# What needs to be done
Transcribe every line, keeping it exact.

— START OF Input —

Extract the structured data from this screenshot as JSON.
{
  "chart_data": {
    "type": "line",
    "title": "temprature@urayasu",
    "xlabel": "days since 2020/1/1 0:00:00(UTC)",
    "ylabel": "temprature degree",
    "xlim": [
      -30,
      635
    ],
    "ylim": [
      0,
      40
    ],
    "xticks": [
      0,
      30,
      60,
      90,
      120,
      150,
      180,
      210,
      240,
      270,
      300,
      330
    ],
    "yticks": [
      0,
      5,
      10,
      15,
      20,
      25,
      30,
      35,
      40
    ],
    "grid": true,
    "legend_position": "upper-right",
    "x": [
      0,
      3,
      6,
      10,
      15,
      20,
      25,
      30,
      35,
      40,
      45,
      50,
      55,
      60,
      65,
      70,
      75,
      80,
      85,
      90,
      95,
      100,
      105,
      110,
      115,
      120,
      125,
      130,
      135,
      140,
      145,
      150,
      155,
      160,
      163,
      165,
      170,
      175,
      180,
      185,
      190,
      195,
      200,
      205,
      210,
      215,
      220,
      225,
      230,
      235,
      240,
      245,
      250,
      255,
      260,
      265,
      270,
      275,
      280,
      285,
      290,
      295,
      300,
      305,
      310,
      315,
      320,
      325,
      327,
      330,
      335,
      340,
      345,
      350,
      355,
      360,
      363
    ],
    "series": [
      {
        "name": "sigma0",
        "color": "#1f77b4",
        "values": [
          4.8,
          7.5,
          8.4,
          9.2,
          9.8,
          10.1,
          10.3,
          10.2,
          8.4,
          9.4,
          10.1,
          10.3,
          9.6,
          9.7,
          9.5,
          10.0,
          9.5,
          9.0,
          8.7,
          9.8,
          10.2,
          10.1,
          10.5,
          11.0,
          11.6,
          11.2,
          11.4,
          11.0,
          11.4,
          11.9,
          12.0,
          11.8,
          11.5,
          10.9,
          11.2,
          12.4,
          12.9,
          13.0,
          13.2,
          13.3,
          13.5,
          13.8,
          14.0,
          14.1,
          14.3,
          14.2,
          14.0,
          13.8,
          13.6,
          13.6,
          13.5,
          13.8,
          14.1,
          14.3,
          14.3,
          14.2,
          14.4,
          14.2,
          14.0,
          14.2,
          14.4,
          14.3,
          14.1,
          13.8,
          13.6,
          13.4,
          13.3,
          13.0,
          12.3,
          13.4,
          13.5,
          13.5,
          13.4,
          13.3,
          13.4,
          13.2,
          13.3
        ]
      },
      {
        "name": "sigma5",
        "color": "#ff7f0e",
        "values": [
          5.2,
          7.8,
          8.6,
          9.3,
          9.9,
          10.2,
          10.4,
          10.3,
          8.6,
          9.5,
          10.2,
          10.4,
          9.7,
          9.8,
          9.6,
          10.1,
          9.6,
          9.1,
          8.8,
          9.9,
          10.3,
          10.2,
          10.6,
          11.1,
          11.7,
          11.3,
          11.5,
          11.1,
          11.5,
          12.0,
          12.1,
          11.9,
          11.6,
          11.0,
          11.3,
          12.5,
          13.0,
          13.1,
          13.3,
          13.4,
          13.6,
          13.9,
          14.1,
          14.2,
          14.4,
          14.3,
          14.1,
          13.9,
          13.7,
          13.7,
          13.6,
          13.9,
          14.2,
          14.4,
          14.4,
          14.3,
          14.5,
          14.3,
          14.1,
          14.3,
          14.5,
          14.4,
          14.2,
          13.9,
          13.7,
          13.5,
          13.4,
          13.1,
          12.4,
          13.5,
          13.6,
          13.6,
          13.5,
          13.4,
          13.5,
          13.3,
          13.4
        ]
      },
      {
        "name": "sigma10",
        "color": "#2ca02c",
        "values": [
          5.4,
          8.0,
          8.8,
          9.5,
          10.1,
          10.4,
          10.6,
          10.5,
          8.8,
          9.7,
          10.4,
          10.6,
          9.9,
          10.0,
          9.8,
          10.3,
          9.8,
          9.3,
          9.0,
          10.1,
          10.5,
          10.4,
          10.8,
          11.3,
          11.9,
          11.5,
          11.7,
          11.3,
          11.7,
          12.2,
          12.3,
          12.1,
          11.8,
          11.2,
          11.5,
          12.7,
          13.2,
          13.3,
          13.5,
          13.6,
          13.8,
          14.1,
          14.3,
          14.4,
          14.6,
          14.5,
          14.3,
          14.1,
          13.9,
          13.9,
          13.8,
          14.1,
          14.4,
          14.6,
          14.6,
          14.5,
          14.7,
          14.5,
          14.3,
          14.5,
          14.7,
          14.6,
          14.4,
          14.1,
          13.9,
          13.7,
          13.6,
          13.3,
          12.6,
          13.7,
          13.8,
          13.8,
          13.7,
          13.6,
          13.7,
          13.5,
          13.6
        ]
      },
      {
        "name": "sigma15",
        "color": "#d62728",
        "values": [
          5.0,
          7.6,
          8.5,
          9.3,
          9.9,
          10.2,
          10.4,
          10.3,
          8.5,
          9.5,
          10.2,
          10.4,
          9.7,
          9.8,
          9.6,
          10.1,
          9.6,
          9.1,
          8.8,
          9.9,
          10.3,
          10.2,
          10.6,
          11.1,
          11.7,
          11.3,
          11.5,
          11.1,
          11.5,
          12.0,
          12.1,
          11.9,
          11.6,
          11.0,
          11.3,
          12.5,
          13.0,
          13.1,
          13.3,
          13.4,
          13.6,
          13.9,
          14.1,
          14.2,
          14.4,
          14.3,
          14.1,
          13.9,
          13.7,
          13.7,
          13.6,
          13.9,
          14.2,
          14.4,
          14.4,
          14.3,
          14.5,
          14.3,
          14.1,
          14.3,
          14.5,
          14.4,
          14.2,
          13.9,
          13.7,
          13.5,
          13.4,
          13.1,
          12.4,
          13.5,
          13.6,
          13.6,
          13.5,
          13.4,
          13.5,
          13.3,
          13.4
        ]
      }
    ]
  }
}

— END OF Input —

# Complete response
Extract the structured data from this screenshot as JSON.
{
  "chart_data": {
    "type": "line",
    "title": "temprature@urayasu",
    "xlabel": "days since 2020/1/1 0:00:00(UTC)",
    "ylabel": "temprature degree",
    "xlim": [
      -30,
      635
    ],
    "ylim": [
      0,
      40
    ],
    "xticks": [
      0,
      30,
      60,
      90,
      120,
      150,
      180,
      210,
      240,
      270,
      300,
      330
    ],
    "yticks": [
      0,
      5,
      10,
      15,
      20,
      25,
      30,
      35,
      40
    ],
    "grid": true,
    "legend_position": "upper-right",
    "x": [
      0,
      3,
      6,
      10,
      15,
      20,
      25,
      30,
      35,
      40,
      45,
      50,
      55,
      60,
      65,
      70,
      75,
      80,
      85,
      90,
      95,
      100,
      105,
      110,
      115,
      120,
      125,
      130,
      135,
      140,
      145,
      150,
      155,
      160,
      163,
      165,
      170,
      175,
      180,
      185,
      190,
      195,
      200,
      205,
      210,
      215,
      220,
      225,
      230,
      235,
      240,
      245,
      250,
      255,
      260,
      265,
      270,
      275,
      280,
      285,
      290,
      295,
      300,
      305,
      310,
      315,
      320,
      325,
      327,
      330,
      335,
      340,
      345,
      350,
      355,
      360,
      363
    ],
    "series": [
      {
        "name": "sigma0",
        "color": "#1f77b4",
        "values": [
          4.8,
          7.5,
          8.4,
          9.2,
          9.8,
          10.1,
          10.3,
          10.2,
          8.4,
          9.4,
          10.1,
          10.3,
          9.6,
          9.7,
          9.5,
          10.0,
          9.5,
          9.0,
          8.7,
          9.8,
          10.2,
          10.1,
          10.5,
          11.0,
          11.6,
          11.2,
          11.4,
          11.0,
          11.4,
          11.9,
          12.0,
          11.8,
          11.5,
          10.9,
          11.2,
          12.4,
          12.9,
          13.0,
          13.2,
          13.3,
          13.5,
          13.8,
          14.0,
          14.1,
          14.3,
          14.2,
          14.0,
          13.8,
          13.6,
          13.6,
          13.5,
          13.8,
          14.1,
          14.3,
          14.3,
          14.2,
          14.4,
          14.2,
          14.0,
          14.2,
          14.4,
          14.3,
          14.1,
          13.8,
          13.6,
          13.4,
          13.3,
          13.0,
          12.3,
          13.4,
          13.5,
          13.5,
          13.4,
          13.3,
          13.4,
          13.2,
          13.3
        ]
      },
      {
        "name": "sigma5",
        "color": "#ff7f0e",
        "values": [
          5.2,
          7.8,
          8.6,
          9.3,
          9.9,
          10.2,
          10.4,
          10.3,
          8.6,
          9.5,
          10.2,
          10.4,
          9.7,
          9.8,
          9.6,
          10.1,
          9.6,
          9.1,
          8.8,
          9.9,
          10.3,
          10.2,
          10.6,
          11.1,
          11.7,
          11.3,
          11.5,
          11.1,
          11.5,
          12.0,
          12.1,
          11.9,
          11.6,
          11.0,
          11.3,
          12.5,
          13.0,
          13.1,
          13.3,
          13.4,
          13.6,
          13.9,
          14.1,
          14.2,
          14.4,
          14.3,
          14.1,
          13.9,
          13.7,
          13.7,
          13.6,
          13.9,
          14.2,
          14.4,
          14.4,
          14.3,
          14.5,
          14.3,
          14.1,
          14.3,
          14.5,
          14.4,
          14.2,
          13.9,
          13.7,
          13.5,
          13.4,
          13.1,
          12.4,
          13.5,
          13.6,
          13.6,
          13.5,
          13.4,
          13.5,
          13.3,
          13.4
        ]
      },
      {
        "name": "sigma10",
        "color": "#2ca02c",
        "values": [
          5.4,
          8.0,
          8.8,
          9.5,
          10.1,
          10.4,
          10.6,
          10.5,
          8.8,
          9.7,
          10.4,
          10.6,
          9.9,
          10.0,
          9.8,
          10.3,
          9.8,
          9.3,
          9.0,
          10.1,
          10.5,
          10.4,
          10.8,
          11.3,
          11.9,
          11.5,
          11.7,
          11.3,
          11.7,
          12.2,
          12.3,
          12.1,
          11.8,
          11.2,
          11.5,
          12.7,
          13.2,
          13.3,
          13.5,
          13.6,
          13.8,
          14.1,
          14.3,
          14.4,
          14.6,
          14.5,
          14.3,
          14.1,
          13.9,
          13.9,
          13.8,
          14.1,
          14.4,
          14.6,
          14.6,
          14.5,
          14.7,
          14.5,
          14.3,
          14.5,
          14.7,
          14.6,
          14.4,
          14.1,
          13.9,
          13.7,
          13.6,
          13.3,
          12.6,
          13.7,
          13.8,
          13.8,
          13.7,
          13.6,
          13.7,
          13.5,
          13.6
        ]
      },
      {
        "name": "sigma15",
        "color": "#d62728",
        "values": [
          5.0,
          7.6,
          8.5,
          9.3,
          9.9,
          10.2,
          10.4,
          10.3,
          8.5,
          9.5,
          10.2,
          10.4,
          9.7,
          9.8,
          9.6,
          10.1,
          9.6,
          9.1,
          8.8,
          9.9,
          10.3,
          10.2,
          10.6,
          11.1,
          11.7,
          11.3,
          11.5,
          11.1,
          11.5,
          12.0,
          12.1,
          11.9,
          11.6,
          11.0,
          11.3,
          12.5,
          13.0,
          13.1,
          13.3,
          13.4,
          13.6,
          13.9,
          14.1,
          14.2,
          14.4,
          14.3,
          14.1,
          13.9,
          13.7,
          13.7,
          13.6,
          13.9,
          14.2,
          14.4,
          14.4,
          14.3,
          14.5,
          14.3,
          14.1,
          14.3,
          14.5,
          14.4,
          14.2,
          13.9,
          13.7,
          13.5,
          13.4,
          13.1,
          12.4,
          13.5,
          13.6,
          13.6,
          13.5,
          13.4,
          13.5,
          13.3,
          13.4
        ]
      }
    ]
  }
}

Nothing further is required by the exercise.